REQUIREMENT: Give the listing again character for character, but drop the images.

Figure record listings:
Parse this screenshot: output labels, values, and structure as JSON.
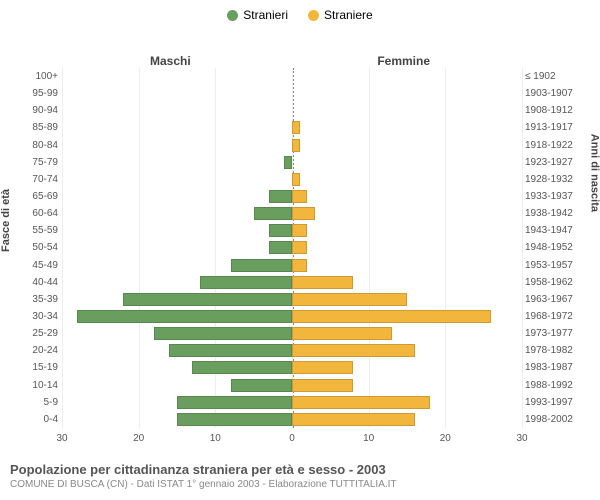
{
  "chart": {
    "type": "population-pyramid",
    "legend": [
      {
        "label": "Stranieri",
        "color": "#6a9e5f"
      },
      {
        "label": "Straniere",
        "color": "#f3b63d"
      }
    ],
    "column_headers": {
      "left": "Maschi",
      "right": "Femmine"
    },
    "y_axis_left_label": "Fasce di età",
    "y_axis_right_label": "Anni di nascita",
    "xlim": 30,
    "xticks": [
      30,
      20,
      10,
      0,
      0,
      10,
      20,
      30
    ],
    "xtick_positions": [
      0,
      16.67,
      33.33,
      50,
      50,
      66.67,
      83.33,
      100
    ],
    "grid_positions": [
      0,
      16.67,
      33.33,
      50,
      66.67,
      83.33,
      100
    ],
    "bar_color_left": "#6a9e5f",
    "bar_color_right": "#f3b63d",
    "background_color": "#ffffff",
    "grid_color": "#eeeeee",
    "rows": [
      {
        "age": "100+",
        "year": "≤ 1902",
        "m": 0,
        "f": 0
      },
      {
        "age": "95-99",
        "year": "1903-1907",
        "m": 0,
        "f": 0
      },
      {
        "age": "90-94",
        "year": "1908-1912",
        "m": 0,
        "f": 0
      },
      {
        "age": "85-89",
        "year": "1913-1917",
        "m": 0,
        "f": 1
      },
      {
        "age": "80-84",
        "year": "1918-1922",
        "m": 0,
        "f": 1
      },
      {
        "age": "75-79",
        "year": "1923-1927",
        "m": 1,
        "f": 0
      },
      {
        "age": "70-74",
        "year": "1928-1932",
        "m": 0,
        "f": 1
      },
      {
        "age": "65-69",
        "year": "1933-1937",
        "m": 3,
        "f": 2
      },
      {
        "age": "60-64",
        "year": "1938-1942",
        "m": 5,
        "f": 3
      },
      {
        "age": "55-59",
        "year": "1943-1947",
        "m": 3,
        "f": 2
      },
      {
        "age": "50-54",
        "year": "1948-1952",
        "m": 3,
        "f": 2
      },
      {
        "age": "45-49",
        "year": "1953-1957",
        "m": 8,
        "f": 2
      },
      {
        "age": "40-44",
        "year": "1958-1962",
        "m": 12,
        "f": 8
      },
      {
        "age": "35-39",
        "year": "1963-1967",
        "m": 22,
        "f": 15
      },
      {
        "age": "30-34",
        "year": "1968-1972",
        "m": 28,
        "f": 26
      },
      {
        "age": "25-29",
        "year": "1973-1977",
        "m": 18,
        "f": 13
      },
      {
        "age": "20-24",
        "year": "1978-1982",
        "m": 16,
        "f": 16
      },
      {
        "age": "15-19",
        "year": "1983-1987",
        "m": 13,
        "f": 8
      },
      {
        "age": "10-14",
        "year": "1988-1992",
        "m": 8,
        "f": 8
      },
      {
        "age": "5-9",
        "year": "1993-1997",
        "m": 15,
        "f": 18
      },
      {
        "age": "0-4",
        "year": "1998-2002",
        "m": 15,
        "f": 16
      }
    ]
  },
  "footer": {
    "title": "Popolazione per cittadinanza straniera per età e sesso - 2003",
    "subtitle": "COMUNE DI BUSCA (CN) - Dati ISTAT 1° gennaio 2003 - Elaborazione TUTTITALIA.IT"
  }
}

RESPONSE FOR THIS EXERCISE:
Parse this screenshot: output labels, values, and structure as JSON.
{
  "chart": {
    "type": "population-pyramid",
    "legend": [
      {
        "label": "Stranieri",
        "color": "#6a9e5f"
      },
      {
        "label": "Straniere",
        "color": "#f3b63d"
      }
    ],
    "column_headers": {
      "left": "Maschi",
      "right": "Femmine"
    },
    "y_axis_left_label": "Fasce di età",
    "y_axis_right_label": "Anni di nascita",
    "xlim": 30,
    "xticks": [
      30,
      20,
      10,
      0,
      0,
      10,
      20,
      30
    ],
    "xtick_positions": [
      0,
      16.67,
      33.33,
      50,
      50,
      66.67,
      83.33,
      100
    ],
    "grid_positions": [
      0,
      16.67,
      33.33,
      50,
      66.67,
      83.33,
      100
    ],
    "bar_color_left": "#6a9e5f",
    "bar_color_right": "#f3b63d",
    "background_color": "#ffffff",
    "grid_color": "#eeeeee",
    "rows": [
      {
        "age": "100+",
        "year": "≤ 1902",
        "m": 0,
        "f": 0
      },
      {
        "age": "95-99",
        "year": "1903-1907",
        "m": 0,
        "f": 0
      },
      {
        "age": "90-94",
        "year": "1908-1912",
        "m": 0,
        "f": 0
      },
      {
        "age": "85-89",
        "year": "1913-1917",
        "m": 0,
        "f": 1
      },
      {
        "age": "80-84",
        "year": "1918-1922",
        "m": 0,
        "f": 1
      },
      {
        "age": "75-79",
        "year": "1923-1927",
        "m": 1,
        "f": 0
      },
      {
        "age": "70-74",
        "year": "1928-1932",
        "m": 0,
        "f": 1
      },
      {
        "age": "65-69",
        "year": "1933-1937",
        "m": 3,
        "f": 2
      },
      {
        "age": "60-64",
        "year": "1938-1942",
        "m": 5,
        "f": 3
      },
      {
        "age": "55-59",
        "year": "1943-1947",
        "m": 3,
        "f": 2
      },
      {
        "age": "50-54",
        "year": "1948-1952",
        "m": 3,
        "f": 2
      },
      {
        "age": "45-49",
        "year": "1953-1957",
        "m": 8,
        "f": 2
      },
      {
        "age": "40-44",
        "year": "1958-1962",
        "m": 12,
        "f": 8
      },
      {
        "age": "35-39",
        "year": "1963-1967",
        "m": 22,
        "f": 15
      },
      {
        "age": "30-34",
        "year": "1968-1972",
        "m": 28,
        "f": 26
      },
      {
        "age": "25-29",
        "year": "1973-1977",
        "m": 18,
        "f": 13
      },
      {
        "age": "20-24",
        "year": "1978-1982",
        "m": 16,
        "f": 16
      },
      {
        "age": "15-19",
        "year": "1983-1987",
        "m": 13,
        "f": 8
      },
      {
        "age": "10-14",
        "year": "1988-1992",
        "m": 8,
        "f": 8
      },
      {
        "age": "5-9",
        "year": "1993-1997",
        "m": 15,
        "f": 18
      },
      {
        "age": "0-4",
        "year": "1998-2002",
        "m": 15,
        "f": 16
      }
    ]
  },
  "footer": {
    "title": "Popolazione per cittadinanza straniera per età e sesso - 2003",
    "subtitle": "COMUNE DI BUSCA (CN) - Dati ISTAT 1° gennaio 2003 - Elaborazione TUTTITALIA.IT"
  }
}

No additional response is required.